Which lines have the string "HANNO"? Copy all of them from the entries below.
** START OF Supplied data **
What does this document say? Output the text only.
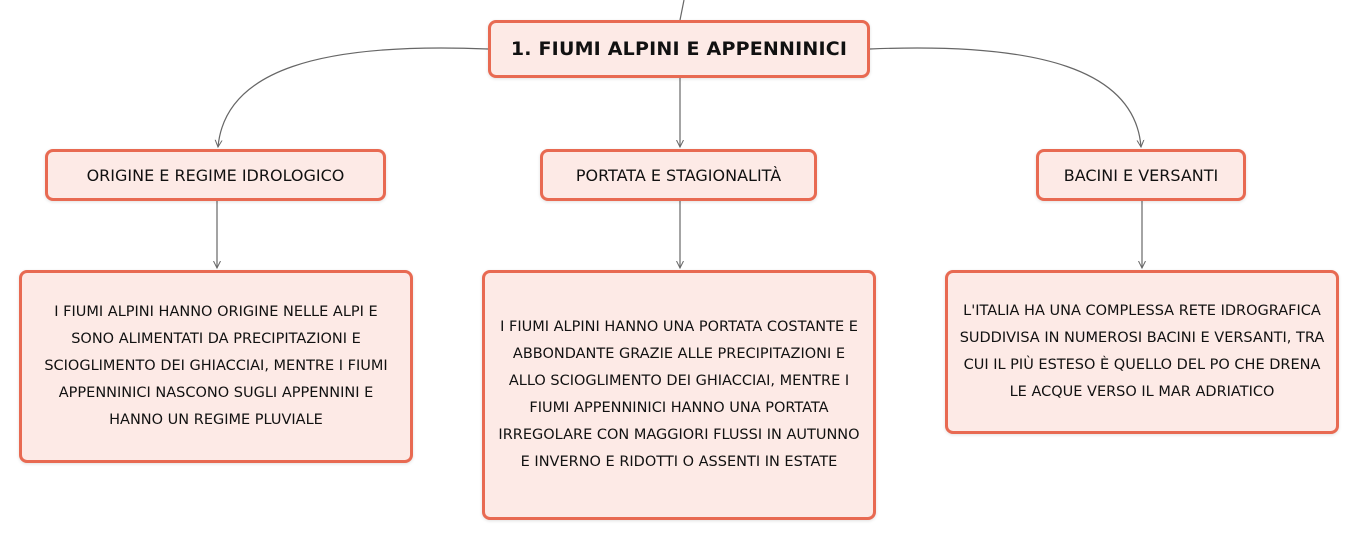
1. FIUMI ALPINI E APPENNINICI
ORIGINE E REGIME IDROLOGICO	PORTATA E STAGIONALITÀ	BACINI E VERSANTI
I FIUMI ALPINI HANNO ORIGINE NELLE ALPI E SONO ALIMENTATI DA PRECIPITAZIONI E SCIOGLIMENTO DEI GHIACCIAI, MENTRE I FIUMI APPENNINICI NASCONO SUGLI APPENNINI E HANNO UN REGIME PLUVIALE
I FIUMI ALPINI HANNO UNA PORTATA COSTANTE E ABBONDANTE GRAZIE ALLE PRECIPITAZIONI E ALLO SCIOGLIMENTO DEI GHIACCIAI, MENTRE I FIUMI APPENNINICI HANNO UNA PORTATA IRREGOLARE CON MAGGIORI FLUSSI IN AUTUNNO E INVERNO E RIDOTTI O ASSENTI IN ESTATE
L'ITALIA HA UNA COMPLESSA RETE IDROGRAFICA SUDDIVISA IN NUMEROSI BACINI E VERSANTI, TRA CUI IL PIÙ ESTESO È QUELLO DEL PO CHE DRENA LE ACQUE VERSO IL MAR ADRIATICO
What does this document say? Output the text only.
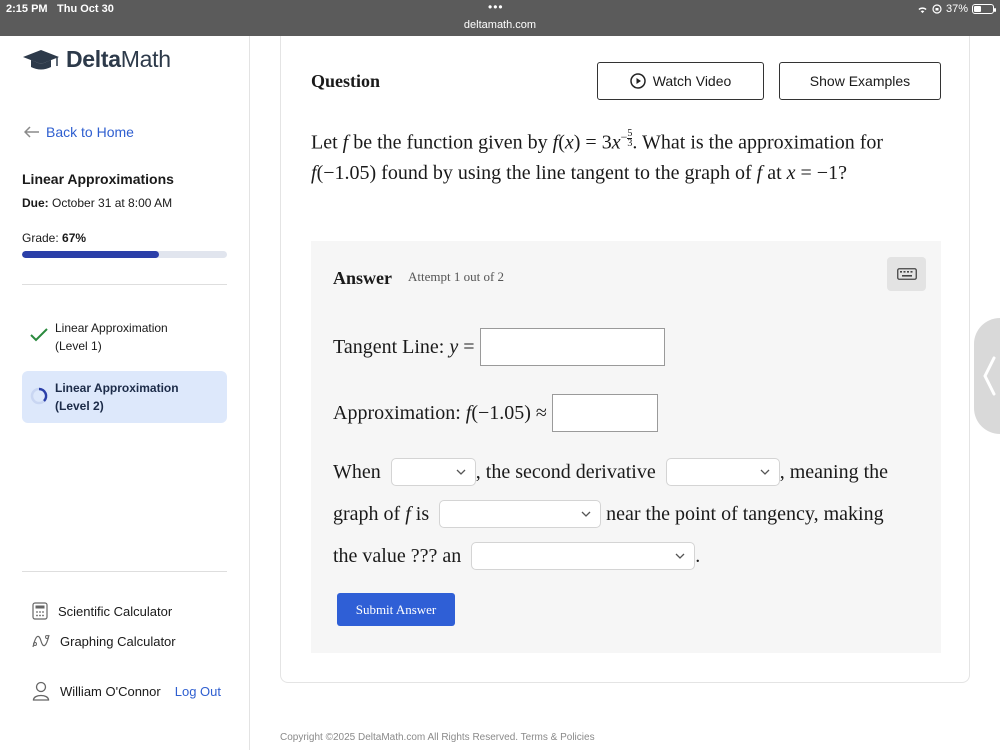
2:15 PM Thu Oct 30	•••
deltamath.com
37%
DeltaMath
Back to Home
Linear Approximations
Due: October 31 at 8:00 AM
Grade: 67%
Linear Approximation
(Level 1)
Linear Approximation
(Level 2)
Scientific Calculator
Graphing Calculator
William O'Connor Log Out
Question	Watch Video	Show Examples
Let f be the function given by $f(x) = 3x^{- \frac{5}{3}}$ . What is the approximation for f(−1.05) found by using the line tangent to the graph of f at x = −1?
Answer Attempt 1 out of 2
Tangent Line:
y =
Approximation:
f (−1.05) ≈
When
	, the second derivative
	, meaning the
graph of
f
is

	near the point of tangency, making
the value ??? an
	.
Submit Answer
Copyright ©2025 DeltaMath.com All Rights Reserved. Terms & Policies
** END OF Supplied data **
#### Exercise answer
I FIUMI ALPINI HANNO ORIGINE NELLE ALPI E SONO ALIMENTATI DA PRECIPITAZIONI E SCIOGLIMENTO DEI GHIACCIAI, MENTRE I FIUMI APPENNINICI NASCONO SUGLI APPENNINI E HANNO UN REGIME PLUVIALE
I FIUMI ALPINI HANNO UNA PORTATA COSTANTE E ABBONDANTE GRAZIE ALLE PRECIPITAZIONI E ALLO SCIOGLIMENTO DEI GHIACCIAI, MENTRE I FIUMI APPENNINICI HANNO UNA PORTATA IRREGOLARE CON MAGGIORI FLUSSI IN AUTUNNO E INVERNO E RIDOTTI O ASSENTI IN ESTATE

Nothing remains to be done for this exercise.